Objective
Sift the listing for lines that hold the string "județ" and pull them out.

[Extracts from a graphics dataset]

◆ ◆ ◆ ◆

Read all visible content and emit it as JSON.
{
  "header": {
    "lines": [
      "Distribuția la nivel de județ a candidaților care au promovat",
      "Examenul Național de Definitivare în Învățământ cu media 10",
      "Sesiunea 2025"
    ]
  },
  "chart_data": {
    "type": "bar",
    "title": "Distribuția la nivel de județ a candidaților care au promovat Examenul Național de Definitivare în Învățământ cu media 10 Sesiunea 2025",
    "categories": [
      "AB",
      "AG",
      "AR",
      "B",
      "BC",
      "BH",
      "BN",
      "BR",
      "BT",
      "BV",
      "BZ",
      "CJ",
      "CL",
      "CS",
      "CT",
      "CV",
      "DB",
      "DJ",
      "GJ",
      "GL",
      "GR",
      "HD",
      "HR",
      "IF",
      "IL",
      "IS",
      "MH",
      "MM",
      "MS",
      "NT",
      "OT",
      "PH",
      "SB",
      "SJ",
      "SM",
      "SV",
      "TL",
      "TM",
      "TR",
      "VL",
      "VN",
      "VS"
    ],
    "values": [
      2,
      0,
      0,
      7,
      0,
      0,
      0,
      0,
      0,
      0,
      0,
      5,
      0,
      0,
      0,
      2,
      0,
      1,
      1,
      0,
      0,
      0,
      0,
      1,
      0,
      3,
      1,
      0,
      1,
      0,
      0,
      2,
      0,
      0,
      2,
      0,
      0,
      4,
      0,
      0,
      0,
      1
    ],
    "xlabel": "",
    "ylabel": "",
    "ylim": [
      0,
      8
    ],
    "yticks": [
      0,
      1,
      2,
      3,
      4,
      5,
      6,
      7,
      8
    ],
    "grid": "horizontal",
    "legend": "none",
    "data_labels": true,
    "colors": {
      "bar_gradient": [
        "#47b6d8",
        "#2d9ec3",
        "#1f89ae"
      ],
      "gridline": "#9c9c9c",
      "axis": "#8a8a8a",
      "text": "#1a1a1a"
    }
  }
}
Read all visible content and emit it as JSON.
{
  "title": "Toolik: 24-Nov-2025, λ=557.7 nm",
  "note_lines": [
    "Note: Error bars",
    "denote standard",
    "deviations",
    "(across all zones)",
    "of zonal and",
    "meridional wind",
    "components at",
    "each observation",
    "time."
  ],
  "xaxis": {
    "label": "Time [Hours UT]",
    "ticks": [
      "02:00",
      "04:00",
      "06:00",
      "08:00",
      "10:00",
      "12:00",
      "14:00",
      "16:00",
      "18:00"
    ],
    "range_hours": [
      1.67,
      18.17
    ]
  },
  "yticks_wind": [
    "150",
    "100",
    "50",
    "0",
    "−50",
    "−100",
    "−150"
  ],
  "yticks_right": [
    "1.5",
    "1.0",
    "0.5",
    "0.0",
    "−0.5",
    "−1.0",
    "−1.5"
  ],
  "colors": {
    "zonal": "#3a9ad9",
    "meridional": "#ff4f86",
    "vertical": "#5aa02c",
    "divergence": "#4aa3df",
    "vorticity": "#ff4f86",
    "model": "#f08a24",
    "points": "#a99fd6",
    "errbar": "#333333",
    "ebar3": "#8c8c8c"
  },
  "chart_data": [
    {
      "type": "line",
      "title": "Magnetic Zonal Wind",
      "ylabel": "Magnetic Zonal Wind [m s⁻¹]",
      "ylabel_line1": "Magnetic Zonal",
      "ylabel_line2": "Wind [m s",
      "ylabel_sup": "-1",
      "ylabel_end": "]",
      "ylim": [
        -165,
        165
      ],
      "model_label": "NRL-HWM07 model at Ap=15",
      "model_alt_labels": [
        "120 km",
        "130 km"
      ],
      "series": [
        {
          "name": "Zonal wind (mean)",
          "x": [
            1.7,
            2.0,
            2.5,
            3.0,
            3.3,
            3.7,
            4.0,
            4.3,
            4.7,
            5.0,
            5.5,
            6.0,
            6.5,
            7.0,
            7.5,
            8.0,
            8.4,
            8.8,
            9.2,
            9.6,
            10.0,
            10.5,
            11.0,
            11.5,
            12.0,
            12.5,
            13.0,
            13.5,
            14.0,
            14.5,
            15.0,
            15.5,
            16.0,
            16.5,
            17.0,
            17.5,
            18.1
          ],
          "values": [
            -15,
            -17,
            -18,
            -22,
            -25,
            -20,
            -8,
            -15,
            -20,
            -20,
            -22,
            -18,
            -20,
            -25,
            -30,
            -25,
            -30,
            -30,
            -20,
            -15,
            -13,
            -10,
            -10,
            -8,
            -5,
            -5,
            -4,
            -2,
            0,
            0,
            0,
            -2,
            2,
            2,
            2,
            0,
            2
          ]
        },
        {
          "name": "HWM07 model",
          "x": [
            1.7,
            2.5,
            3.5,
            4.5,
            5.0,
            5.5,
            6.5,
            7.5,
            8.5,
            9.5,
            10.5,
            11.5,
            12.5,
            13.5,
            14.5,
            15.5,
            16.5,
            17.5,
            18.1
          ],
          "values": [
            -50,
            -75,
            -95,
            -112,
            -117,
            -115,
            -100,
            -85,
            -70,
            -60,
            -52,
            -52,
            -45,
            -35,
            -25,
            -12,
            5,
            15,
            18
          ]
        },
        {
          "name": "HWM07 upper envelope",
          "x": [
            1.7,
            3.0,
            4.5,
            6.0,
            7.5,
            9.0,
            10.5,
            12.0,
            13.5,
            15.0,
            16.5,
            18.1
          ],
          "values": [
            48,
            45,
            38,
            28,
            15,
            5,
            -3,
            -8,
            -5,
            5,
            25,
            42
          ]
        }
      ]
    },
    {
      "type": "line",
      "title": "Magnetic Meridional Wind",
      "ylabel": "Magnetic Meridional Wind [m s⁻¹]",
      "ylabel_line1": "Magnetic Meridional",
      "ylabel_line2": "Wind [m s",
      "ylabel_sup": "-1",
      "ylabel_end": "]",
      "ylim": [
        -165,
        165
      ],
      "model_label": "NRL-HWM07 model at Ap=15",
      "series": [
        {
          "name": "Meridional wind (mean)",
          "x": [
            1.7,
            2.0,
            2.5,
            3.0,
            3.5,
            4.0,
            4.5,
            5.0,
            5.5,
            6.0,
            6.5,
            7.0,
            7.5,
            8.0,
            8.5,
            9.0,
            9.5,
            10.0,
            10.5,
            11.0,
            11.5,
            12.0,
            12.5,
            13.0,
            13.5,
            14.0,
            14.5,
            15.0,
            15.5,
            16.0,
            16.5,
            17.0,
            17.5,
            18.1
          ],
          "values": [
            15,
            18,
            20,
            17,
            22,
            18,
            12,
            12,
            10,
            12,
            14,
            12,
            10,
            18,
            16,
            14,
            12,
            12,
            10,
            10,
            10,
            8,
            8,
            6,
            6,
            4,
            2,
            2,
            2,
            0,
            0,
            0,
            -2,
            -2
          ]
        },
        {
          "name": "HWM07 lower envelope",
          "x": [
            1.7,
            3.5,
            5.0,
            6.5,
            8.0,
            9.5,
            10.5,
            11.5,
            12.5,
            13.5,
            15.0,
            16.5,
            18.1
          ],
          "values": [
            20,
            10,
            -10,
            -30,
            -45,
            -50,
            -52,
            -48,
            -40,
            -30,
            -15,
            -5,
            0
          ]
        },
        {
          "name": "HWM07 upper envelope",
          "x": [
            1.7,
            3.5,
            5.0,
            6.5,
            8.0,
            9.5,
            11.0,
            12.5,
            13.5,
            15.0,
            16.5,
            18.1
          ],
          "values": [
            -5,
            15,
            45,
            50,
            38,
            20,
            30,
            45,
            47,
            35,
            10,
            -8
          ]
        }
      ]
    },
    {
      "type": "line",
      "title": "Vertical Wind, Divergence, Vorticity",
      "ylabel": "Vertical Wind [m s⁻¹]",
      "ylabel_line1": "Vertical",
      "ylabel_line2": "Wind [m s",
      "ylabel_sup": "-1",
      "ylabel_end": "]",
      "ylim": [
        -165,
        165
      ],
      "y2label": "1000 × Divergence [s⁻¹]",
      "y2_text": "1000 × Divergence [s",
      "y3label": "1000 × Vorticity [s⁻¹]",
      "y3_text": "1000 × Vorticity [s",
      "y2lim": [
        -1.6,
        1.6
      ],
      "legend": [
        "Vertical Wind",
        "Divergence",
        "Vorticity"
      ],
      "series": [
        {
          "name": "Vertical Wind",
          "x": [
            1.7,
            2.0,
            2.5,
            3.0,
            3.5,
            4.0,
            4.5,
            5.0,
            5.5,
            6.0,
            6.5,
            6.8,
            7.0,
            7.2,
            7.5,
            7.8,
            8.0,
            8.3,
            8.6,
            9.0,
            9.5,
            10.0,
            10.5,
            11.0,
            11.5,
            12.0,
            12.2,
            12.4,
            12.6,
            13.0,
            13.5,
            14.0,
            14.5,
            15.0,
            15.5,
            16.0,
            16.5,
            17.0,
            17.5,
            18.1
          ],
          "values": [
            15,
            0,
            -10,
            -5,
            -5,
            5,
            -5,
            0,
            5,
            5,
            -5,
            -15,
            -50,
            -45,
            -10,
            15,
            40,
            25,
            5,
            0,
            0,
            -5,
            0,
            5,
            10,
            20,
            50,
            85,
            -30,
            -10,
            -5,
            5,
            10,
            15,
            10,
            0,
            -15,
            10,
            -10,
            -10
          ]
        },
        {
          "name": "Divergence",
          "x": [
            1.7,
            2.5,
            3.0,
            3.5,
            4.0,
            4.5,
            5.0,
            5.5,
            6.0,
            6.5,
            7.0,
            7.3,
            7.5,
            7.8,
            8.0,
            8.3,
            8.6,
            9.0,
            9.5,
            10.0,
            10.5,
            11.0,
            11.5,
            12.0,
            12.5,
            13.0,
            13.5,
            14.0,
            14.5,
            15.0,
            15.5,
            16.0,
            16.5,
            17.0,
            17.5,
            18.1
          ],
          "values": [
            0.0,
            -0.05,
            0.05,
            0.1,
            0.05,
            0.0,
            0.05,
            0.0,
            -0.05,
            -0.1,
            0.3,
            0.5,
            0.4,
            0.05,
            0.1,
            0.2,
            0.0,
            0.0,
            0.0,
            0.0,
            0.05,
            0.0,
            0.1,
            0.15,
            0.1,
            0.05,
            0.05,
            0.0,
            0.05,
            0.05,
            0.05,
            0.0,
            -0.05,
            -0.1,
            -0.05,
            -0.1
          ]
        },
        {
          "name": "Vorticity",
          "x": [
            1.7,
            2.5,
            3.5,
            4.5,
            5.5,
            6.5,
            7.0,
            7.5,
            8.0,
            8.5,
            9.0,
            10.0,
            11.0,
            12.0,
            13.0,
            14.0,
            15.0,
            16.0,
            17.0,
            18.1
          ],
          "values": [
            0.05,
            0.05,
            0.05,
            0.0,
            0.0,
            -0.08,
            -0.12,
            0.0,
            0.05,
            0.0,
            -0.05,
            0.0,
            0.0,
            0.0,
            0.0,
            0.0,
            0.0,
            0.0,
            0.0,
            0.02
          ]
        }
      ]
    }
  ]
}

◆ ◆ ◆ ◆

Result of this task
      "Distribuția la nivel de județ a candidaților care au promovat",
    "title": "Distribuția la nivel de județ a candidaților care au promovat Examenul Național de Definitivare în Învățământ cu media 10 Sesiunea 2025",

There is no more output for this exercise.